_MATERIAL TO PROCESS_.
>>>>

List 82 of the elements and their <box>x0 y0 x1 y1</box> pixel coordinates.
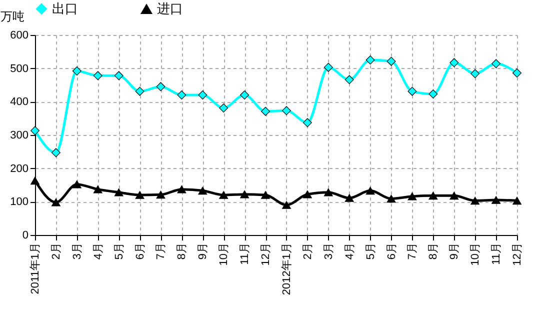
x-tick-label: 10月 <box>218 242 230 266</box>
point <box>198 90 208 100</box>
point <box>177 185 186 194</box>
x-tick-label: 9月 <box>197 242 210 260</box>
x-tick-label: 12月 <box>512 242 524 266</box>
x-tick-label: 2月 <box>302 242 314 260</box>
point <box>450 58 459 68</box>
x-tick-label: 5月 <box>113 242 126 260</box>
point <box>93 71 102 80</box>
point <box>324 188 333 196</box>
point <box>344 75 354 84</box>
point <box>492 196 501 204</box>
point <box>72 180 82 188</box>
x-tick-label: 8月 <box>428 242 440 260</box>
point <box>93 185 102 194</box>
x-tick-label: 2011年1月 <box>30 242 42 294</box>
point <box>51 198 60 206</box>
point <box>114 71 124 80</box>
point <box>51 148 60 158</box>
point <box>240 190 250 198</box>
x-tick-label: 6月 <box>386 242 398 260</box>
point <box>282 201 291 209</box>
point <box>72 66 82 76</box>
point <box>282 106 291 116</box>
point <box>512 68 522 78</box>
x-tick-label: 7月 <box>155 242 168 260</box>
point <box>512 196 522 205</box>
point <box>492 59 501 68</box>
x-tick-label: 11月 <box>239 242 252 265</box>
y-tick-label: 100 <box>10 196 28 208</box>
point <box>219 104 228 112</box>
x-tick-label: 11月 <box>490 242 503 265</box>
point <box>302 118 312 128</box>
x-tick-label: 8月 <box>176 242 188 260</box>
y-axis-title: 万吨 <box>0 10 24 24</box>
point <box>386 194 396 203</box>
point <box>470 69 480 78</box>
y-tick-label: 400 <box>10 96 28 108</box>
point <box>450 192 459 200</box>
x-tick-label: 10月 <box>470 242 482 266</box>
point <box>386 56 396 66</box>
point <box>135 191 144 199</box>
x-tick-label: 6月 <box>134 242 146 260</box>
point <box>408 86 417 96</box>
legend-label: 进口 <box>157 1 183 16</box>
point <box>156 82 166 92</box>
y-tick-label: 500 <box>10 62 28 75</box>
point <box>135 86 144 96</box>
point <box>366 186 375 195</box>
point <box>344 194 354 202</box>
y-tick-label: 0 <box>22 230 28 242</box>
x-tick-label: 12月 <box>260 242 272 266</box>
x-tick-label: 5月 <box>364 242 377 260</box>
point <box>156 190 166 199</box>
point <box>428 192 438 200</box>
point <box>30 176 40 185</box>
point <box>470 196 480 205</box>
point <box>408 192 417 200</box>
point <box>366 56 375 64</box>
point <box>177 90 186 100</box>
point <box>114 188 124 196</box>
point <box>428 90 438 98</box>
point <box>30 126 40 136</box>
point <box>324 62 333 72</box>
y-tick-label: 200 <box>10 162 28 175</box>
point <box>261 191 270 199</box>
x-tick-label: 2月 <box>50 242 62 260</box>
point <box>261 106 270 116</box>
x-tick-label: 2012年1月 <box>280 242 293 296</box>
x-tick-label: 3月 <box>71 242 84 260</box>
x-tick-label: 3月 <box>322 242 335 260</box>
point <box>302 190 312 198</box>
x-tick-label: 4月 <box>344 242 356 260</box>
y-tick-label: 600 <box>10 30 28 42</box>
y-tick-label: 300 <box>10 130 28 142</box>
x-tick-label: 4月 <box>92 242 104 260</box>
point <box>198 186 208 195</box>
legend-label: 出口 <box>52 0 78 16</box>
x-tick-label: 7月 <box>406 242 419 260</box>
point <box>219 191 228 199</box>
x-tick-label: 9月 <box>448 242 461 260</box>
point <box>240 90 250 100</box>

<<<<

In the listing above, rename every "x-tick-label" to "x-axis-label" and change nothing else. Leave out the picture line.

List 82 of the elements and their <box>x0 y0 x1 y1</box> pixel coordinates.
x-axis-label: 10月 <box>218 242 230 266</box>
point <box>198 90 208 100</box>
point <box>177 185 186 194</box>
x-axis-label: 9月 <box>197 242 210 260</box>
x-axis-label: 12月 <box>512 242 524 266</box>
x-axis-label: 2月 <box>302 242 314 260</box>
point <box>450 58 459 68</box>
x-axis-label: 5月 <box>113 242 126 260</box>
point <box>93 71 102 80</box>
point <box>324 188 333 196</box>
point <box>344 75 354 84</box>
point <box>492 196 501 204</box>
point <box>72 180 82 188</box>
x-axis-label: 8月 <box>428 242 440 260</box>
point <box>93 185 102 194</box>
x-axis-label: 2011年1月 <box>30 242 42 294</box>
point <box>51 198 60 206</box>
point <box>114 71 124 80</box>
point <box>51 148 60 158</box>
point <box>240 190 250 198</box>
x-axis-label: 6月 <box>386 242 398 260</box>
point <box>282 201 291 209</box>
point <box>72 66 82 76</box>
point <box>282 106 291 116</box>
point <box>512 68 522 78</box>
x-axis-label: 7月 <box>155 242 168 260</box>
point <box>512 196 522 205</box>
point <box>492 59 501 68</box>
x-axis-label: 11月 <box>239 242 252 265</box>
y-tick-label: 100 <box>10 196 28 208</box>
point <box>219 104 228 112</box>
x-axis-label: 11月 <box>490 242 503 265</box>
point <box>302 118 312 128</box>
x-axis-label: 8月 <box>176 242 188 260</box>
y-axis-title: 万吨 <box>0 10 24 24</box>
point <box>386 194 396 203</box>
point <box>470 69 480 78</box>
y-tick-label: 400 <box>10 96 28 108</box>
point <box>450 192 459 200</box>
x-axis-label: 10月 <box>470 242 482 266</box>
point <box>386 56 396 66</box>
point <box>135 191 144 199</box>
x-axis-label: 6月 <box>134 242 146 260</box>
point <box>408 86 417 96</box>
legend-label: 进口 <box>157 1 183 16</box>
point <box>156 82 166 92</box>
y-tick-label: 500 <box>10 62 28 75</box>
point <box>135 86 144 96</box>
point <box>366 186 375 195</box>
point <box>344 194 354 202</box>
y-tick-label: 0 <box>22 230 28 242</box>
x-axis-label: 12月 <box>260 242 272 266</box>
x-axis-label: 5月 <box>364 242 377 260</box>
point <box>156 190 166 199</box>
point <box>428 192 438 200</box>
point <box>30 176 40 185</box>
point <box>470 196 480 205</box>
point <box>408 192 417 200</box>
point <box>366 56 375 64</box>
point <box>177 90 186 100</box>
point <box>114 188 124 196</box>
point <box>428 90 438 98</box>
point <box>30 126 40 136</box>
point <box>324 62 333 72</box>
y-tick-label: 200 <box>10 162 28 175</box>
point <box>261 191 270 199</box>
x-axis-label: 2月 <box>50 242 62 260</box>
point <box>261 106 270 116</box>
x-axis-label: 2012年1月 <box>280 242 293 296</box>
x-axis-label: 3月 <box>71 242 84 260</box>
x-axis-label: 3月 <box>322 242 335 260</box>
point <box>302 190 312 198</box>
x-axis-label: 4月 <box>344 242 356 260</box>
y-tick-label: 600 <box>10 30 28 42</box>
y-tick-label: 300 <box>10 130 28 142</box>
x-axis-label: 4月 <box>92 242 104 260</box>
point <box>198 186 208 195</box>
legend-label: 出口 <box>52 0 78 16</box>
x-axis-label: 7月 <box>406 242 419 260</box>
point <box>219 191 228 199</box>
x-axis-label: 9月 <box>448 242 461 260</box>
point <box>240 90 250 100</box>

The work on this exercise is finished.